_Record set_.
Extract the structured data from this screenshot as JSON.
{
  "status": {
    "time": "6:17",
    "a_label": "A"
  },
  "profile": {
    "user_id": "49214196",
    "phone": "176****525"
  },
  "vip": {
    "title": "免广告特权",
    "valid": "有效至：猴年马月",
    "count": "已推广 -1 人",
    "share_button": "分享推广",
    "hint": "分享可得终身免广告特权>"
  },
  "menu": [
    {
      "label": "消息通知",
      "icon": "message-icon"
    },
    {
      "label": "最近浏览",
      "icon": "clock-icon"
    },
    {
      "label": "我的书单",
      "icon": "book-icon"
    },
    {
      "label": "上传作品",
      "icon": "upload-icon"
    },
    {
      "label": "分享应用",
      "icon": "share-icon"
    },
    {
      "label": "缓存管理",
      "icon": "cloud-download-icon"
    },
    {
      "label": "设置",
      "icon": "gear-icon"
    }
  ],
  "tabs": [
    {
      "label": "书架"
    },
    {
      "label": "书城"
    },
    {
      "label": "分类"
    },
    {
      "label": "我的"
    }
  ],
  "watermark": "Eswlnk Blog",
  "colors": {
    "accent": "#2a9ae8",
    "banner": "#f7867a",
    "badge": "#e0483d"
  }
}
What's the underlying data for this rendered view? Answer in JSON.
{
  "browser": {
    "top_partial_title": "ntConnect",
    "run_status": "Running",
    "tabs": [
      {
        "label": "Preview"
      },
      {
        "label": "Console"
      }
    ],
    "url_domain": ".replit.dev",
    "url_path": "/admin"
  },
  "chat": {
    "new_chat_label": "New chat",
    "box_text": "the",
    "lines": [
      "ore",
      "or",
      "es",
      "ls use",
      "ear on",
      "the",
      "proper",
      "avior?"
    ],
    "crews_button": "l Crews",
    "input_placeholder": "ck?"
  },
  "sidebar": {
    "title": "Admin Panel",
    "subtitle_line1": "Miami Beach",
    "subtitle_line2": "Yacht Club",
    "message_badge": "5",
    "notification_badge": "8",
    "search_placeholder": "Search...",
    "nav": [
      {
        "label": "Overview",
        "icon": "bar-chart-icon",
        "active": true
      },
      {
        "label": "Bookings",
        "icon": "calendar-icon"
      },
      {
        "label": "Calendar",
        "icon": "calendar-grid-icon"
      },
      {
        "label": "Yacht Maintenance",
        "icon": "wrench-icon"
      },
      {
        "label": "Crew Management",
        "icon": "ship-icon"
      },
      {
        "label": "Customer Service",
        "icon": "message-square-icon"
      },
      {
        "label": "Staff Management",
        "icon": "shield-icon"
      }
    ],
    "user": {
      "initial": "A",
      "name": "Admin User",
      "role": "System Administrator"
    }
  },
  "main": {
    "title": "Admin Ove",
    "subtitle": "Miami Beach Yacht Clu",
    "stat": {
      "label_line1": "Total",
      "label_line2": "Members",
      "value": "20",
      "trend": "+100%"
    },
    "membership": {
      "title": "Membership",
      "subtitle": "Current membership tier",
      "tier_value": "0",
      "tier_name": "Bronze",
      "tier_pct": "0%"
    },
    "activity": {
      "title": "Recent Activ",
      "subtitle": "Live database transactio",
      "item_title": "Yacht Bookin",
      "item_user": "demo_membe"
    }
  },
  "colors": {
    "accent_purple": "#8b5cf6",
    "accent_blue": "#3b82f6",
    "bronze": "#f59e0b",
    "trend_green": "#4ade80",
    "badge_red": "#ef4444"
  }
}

_The task_. Write out the full listing, keeping every line exactly as it is.

_Completed task_.
Extract the structured data from this screenshot as JSON.
{
  "status": {
    "time": "6:17",
    "a_label": "A"
  },
  "profile": {
    "user_id": "49214196",
    "phone": "176****525"
  },
  "vip": {
    "title": "免广告特权",
    "valid": "有效至：猴年马月",
    "count": "已推广 -1 人",
    "share_button": "分享推广",
    "hint": "分享可得终身免广告特权>"
  },
  "menu": [
    {
      "label": "消息通知",
      "icon": "message-icon"
    },
    {
      "label": "最近浏览",
      "icon": "clock-icon"
    },
    {
      "label": "我的书单",
      "icon": "book-icon"
    },
    {
      "label": "上传作品",
      "icon": "upload-icon"
    },
    {
      "label": "分享应用",
      "icon": "share-icon"
    },
    {
      "label": "缓存管理",
      "icon": "cloud-download-icon"
    },
    {
      "label": "设置",
      "icon": "gear-icon"
    }
  ],
  "tabs": [
    {
      "label": "书架"
    },
    {
      "label": "书城"
    },
    {
      "label": "分类"
    },
    {
      "label": "我的"
    }
  ],
  "watermark": "Eswlnk Blog",
  "colors": {
    "accent": "#2a9ae8",
    "banner": "#f7867a",
    "badge": "#e0483d"
  }
}
What's the underlying data for this rendered view? Answer in JSON.
{
  "browser": {
    "top_partial_title": "ntConnect",
    "run_status": "Running",
    "tabs": [
      {
        "label": "Preview"
      },
      {
        "label": "Console"
      }
    ],
    "url_domain": ".replit.dev",
    "url_path": "/admin"
  },
  "chat": {
    "new_chat_label": "New chat",
    "box_text": "the",
    "lines": [
      "ore",
      "or",
      "es",
      "ls use",
      "ear on",
      "the",
      "proper",
      "avior?"
    ],
    "crews_button": "l Crews",
    "input_placeholder": "ck?"
  },
  "sidebar": {
    "title": "Admin Panel",
    "subtitle_line1": "Miami Beach",
    "subtitle_line2": "Yacht Club",
    "message_badge": "5",
    "notification_badge": "8",
    "search_placeholder": "Search...",
    "nav": [
      {
        "label": "Overview",
        "icon": "bar-chart-icon",
        "active": true
      },
      {
        "label": "Bookings",
        "icon": "calendar-icon"
      },
      {
        "label": "Calendar",
        "icon": "calendar-grid-icon"
      },
      {
        "label": "Yacht Maintenance",
        "icon": "wrench-icon"
      },
      {
        "label": "Crew Management",
        "icon": "ship-icon"
      },
      {
        "label": "Customer Service",
        "icon": "message-square-icon"
      },
      {
        "label": "Staff Management",
        "icon": "shield-icon"
      }
    ],
    "user": {
      "initial": "A",
      "name": "Admin User",
      "role": "System Administrator"
    }
  },
  "main": {
    "title": "Admin Ove",
    "subtitle": "Miami Beach Yacht Clu",
    "stat": {
      "label_line1": "Total",
      "label_line2": "Members",
      "value": "20",
      "trend": "+100%"
    },
    "membership": {
      "title": "Membership",
      "subtitle": "Current membership tier",
      "tier_value": "0",
      "tier_name": "Bronze",
      "tier_pct": "0%"
    },
    "activity": {
      "title": "Recent Activ",
      "subtitle": "Live database transactio",
      "item_title": "Yacht Bookin",
      "item_user": "demo_membe"
    }
  },
  "colors": {
    "accent_purple": "#8b5cf6",
    "accent_blue": "#3b82f6",
    "bronze": "#f59e0b",
    "trend_green": "#4ade80",
    "badge_red": "#ef4444"
  }
}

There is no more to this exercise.